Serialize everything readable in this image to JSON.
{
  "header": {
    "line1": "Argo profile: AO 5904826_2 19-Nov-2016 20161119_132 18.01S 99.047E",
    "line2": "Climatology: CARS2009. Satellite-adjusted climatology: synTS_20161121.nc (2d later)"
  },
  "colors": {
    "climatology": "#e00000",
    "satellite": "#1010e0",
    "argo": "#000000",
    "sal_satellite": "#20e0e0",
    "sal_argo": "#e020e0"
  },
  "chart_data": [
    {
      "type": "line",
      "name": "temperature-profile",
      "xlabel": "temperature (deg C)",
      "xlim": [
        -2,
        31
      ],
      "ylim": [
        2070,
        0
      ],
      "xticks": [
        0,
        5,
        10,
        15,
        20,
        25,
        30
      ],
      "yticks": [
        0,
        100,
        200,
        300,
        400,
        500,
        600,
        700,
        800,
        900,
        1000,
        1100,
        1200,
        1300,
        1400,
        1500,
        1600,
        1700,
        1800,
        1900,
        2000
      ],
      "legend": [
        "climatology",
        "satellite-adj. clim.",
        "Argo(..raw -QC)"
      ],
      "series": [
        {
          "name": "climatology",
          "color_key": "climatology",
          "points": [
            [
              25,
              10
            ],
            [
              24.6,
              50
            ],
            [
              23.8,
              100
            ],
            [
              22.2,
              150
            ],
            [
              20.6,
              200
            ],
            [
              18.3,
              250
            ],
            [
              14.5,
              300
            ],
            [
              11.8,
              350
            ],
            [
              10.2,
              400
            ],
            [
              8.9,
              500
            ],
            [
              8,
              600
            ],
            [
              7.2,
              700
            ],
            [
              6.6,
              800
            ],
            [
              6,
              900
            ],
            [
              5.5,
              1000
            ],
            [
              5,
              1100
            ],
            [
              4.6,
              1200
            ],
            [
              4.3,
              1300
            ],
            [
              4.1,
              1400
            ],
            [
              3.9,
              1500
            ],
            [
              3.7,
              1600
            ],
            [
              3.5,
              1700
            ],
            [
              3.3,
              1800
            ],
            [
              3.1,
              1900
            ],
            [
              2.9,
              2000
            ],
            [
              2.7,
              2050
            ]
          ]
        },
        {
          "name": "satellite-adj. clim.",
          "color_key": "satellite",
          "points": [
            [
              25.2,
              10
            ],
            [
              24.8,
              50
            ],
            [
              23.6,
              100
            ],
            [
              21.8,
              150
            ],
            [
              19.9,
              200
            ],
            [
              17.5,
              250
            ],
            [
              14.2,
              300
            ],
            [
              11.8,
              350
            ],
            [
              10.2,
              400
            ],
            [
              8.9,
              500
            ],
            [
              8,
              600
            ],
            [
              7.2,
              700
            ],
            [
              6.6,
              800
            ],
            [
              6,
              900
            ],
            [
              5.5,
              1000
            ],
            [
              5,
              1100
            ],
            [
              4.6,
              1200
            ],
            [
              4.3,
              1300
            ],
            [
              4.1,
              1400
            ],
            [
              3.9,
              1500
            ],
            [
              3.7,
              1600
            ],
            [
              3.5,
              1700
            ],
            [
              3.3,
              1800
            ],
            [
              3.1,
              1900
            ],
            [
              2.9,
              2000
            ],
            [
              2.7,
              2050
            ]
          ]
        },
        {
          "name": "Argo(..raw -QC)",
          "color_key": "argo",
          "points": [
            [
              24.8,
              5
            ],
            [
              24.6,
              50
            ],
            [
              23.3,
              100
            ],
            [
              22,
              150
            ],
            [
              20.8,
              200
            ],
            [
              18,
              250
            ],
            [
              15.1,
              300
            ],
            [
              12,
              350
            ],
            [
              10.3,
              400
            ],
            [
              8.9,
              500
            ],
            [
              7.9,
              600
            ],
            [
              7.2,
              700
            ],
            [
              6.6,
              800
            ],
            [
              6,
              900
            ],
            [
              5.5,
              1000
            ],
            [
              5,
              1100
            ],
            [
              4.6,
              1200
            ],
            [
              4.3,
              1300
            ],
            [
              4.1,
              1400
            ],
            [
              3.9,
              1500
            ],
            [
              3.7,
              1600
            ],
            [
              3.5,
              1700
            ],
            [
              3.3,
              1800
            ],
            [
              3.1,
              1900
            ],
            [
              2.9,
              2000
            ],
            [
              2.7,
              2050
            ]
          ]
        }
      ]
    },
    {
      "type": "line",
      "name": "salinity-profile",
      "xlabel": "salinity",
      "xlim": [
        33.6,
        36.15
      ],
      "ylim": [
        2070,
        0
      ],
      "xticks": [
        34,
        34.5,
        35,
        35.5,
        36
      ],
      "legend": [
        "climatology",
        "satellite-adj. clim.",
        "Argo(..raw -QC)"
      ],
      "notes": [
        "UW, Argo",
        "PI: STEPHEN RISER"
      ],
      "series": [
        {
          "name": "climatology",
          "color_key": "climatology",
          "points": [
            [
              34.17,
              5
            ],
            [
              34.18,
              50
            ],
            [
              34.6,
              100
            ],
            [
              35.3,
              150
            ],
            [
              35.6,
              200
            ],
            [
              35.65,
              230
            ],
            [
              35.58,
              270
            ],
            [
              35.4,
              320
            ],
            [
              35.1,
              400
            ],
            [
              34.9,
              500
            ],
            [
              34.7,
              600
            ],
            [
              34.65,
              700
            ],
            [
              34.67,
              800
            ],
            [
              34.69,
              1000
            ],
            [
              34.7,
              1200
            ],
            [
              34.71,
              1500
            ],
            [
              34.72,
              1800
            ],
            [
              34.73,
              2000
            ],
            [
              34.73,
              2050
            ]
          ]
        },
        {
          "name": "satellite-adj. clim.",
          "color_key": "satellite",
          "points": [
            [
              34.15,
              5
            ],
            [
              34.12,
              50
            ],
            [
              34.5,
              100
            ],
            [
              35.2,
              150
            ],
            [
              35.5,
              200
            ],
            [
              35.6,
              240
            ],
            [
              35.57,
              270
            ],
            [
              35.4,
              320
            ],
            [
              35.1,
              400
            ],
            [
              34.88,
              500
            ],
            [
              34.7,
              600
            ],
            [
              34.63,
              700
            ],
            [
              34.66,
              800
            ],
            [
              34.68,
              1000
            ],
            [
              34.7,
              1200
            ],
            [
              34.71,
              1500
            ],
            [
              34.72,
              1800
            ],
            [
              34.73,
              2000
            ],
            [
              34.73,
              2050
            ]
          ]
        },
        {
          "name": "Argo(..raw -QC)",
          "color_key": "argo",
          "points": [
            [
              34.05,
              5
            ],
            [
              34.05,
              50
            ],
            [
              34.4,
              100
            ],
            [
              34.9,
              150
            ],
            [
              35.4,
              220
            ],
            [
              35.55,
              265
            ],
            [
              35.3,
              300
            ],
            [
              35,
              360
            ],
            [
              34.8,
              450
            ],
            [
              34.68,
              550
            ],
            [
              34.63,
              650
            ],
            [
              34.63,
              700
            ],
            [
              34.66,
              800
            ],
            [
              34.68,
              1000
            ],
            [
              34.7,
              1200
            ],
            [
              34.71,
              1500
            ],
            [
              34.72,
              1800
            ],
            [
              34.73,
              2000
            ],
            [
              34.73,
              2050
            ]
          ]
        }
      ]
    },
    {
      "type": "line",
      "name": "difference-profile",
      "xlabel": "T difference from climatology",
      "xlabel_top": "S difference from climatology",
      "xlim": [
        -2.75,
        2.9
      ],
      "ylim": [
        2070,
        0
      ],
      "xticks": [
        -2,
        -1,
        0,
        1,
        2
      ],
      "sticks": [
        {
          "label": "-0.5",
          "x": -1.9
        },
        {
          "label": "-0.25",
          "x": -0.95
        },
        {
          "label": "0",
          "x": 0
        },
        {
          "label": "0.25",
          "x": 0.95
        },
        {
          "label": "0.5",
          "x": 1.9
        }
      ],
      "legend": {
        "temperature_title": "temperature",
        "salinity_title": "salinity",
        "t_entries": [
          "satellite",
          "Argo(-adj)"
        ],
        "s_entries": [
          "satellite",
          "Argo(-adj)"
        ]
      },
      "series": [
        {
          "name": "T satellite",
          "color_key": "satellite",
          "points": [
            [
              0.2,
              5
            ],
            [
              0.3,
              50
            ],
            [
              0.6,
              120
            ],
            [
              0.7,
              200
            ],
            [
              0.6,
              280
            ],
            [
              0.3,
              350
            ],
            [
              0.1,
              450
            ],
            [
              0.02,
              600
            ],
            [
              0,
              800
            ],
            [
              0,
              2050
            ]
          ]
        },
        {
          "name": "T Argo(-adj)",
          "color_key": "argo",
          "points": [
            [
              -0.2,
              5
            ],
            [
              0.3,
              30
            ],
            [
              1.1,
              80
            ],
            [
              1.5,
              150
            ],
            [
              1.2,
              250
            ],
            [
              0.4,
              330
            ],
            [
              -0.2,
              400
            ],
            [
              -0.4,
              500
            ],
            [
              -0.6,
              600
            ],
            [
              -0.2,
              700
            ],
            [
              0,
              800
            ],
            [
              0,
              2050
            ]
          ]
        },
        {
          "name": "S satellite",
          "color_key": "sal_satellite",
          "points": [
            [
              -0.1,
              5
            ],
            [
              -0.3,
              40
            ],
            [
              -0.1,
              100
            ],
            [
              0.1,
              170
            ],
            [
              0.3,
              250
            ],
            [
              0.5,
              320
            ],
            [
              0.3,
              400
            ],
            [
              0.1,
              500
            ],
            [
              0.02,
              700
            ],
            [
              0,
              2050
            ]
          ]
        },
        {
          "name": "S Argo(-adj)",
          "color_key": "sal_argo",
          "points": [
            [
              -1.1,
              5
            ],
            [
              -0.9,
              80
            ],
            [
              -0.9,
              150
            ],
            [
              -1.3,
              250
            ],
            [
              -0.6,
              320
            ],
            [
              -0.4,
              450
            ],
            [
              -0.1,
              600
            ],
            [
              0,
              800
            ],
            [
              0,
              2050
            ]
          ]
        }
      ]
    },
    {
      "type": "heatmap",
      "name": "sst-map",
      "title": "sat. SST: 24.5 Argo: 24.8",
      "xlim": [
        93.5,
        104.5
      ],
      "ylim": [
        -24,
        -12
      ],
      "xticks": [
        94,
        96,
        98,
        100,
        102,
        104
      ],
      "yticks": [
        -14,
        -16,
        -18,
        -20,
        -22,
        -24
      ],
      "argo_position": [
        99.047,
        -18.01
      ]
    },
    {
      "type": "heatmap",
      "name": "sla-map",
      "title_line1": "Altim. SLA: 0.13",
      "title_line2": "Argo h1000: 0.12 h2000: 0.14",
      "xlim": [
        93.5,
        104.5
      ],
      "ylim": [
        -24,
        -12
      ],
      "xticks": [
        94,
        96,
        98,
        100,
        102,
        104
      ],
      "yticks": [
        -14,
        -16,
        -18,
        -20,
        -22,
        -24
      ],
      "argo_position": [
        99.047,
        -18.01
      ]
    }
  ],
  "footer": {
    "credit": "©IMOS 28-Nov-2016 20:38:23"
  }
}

^^^^^^^^^^^^^^^^

■ **Problem to work on**:
Return the lines of the records that include the string "salinity".

■ **The answer**:
      "name": "salinity-profile",
      "xlabel": "salinity",
        "salinity_title": "salinity",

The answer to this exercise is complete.